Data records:

▼

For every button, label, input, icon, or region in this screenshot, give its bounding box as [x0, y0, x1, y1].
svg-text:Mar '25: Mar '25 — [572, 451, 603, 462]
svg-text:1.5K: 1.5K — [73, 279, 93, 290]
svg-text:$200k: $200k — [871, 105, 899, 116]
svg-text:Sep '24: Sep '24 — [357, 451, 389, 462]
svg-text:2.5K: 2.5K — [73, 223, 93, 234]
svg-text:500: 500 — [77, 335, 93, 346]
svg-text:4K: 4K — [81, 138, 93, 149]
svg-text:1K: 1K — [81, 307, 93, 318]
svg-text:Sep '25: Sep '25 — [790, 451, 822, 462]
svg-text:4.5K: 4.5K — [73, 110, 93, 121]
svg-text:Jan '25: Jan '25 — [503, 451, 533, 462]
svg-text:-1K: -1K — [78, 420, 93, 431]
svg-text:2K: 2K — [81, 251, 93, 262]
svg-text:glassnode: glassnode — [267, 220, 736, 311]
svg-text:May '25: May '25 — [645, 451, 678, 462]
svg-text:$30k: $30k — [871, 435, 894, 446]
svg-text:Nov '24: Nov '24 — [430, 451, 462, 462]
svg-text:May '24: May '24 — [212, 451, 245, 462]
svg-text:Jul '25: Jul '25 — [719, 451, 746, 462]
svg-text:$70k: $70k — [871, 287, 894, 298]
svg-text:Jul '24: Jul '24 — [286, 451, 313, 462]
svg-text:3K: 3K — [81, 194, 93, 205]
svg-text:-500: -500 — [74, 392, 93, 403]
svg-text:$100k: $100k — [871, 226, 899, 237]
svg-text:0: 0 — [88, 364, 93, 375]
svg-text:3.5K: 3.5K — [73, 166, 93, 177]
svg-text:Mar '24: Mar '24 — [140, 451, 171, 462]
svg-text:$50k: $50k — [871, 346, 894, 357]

▲

Job » Starting at the first line of the records and ending at the line that contains "svg-text:$200k: $200k — [871, 105, 899, 116]", with both of those lines included, format the lines as a numbered list and omit any blank lines.

Answer to the exercise »
1. For every button, label, input, icon, or region in this screenshot, give its bounding box as [x0, y0, x1, y1].
2. svg-text:Mar '25: Mar '25 — [572, 451, 603, 462]
3. svg-text:1.5K: 1.5K — [73, 279, 93, 290]
4. svg-text:$200k: $200k — [871, 105, 899, 116]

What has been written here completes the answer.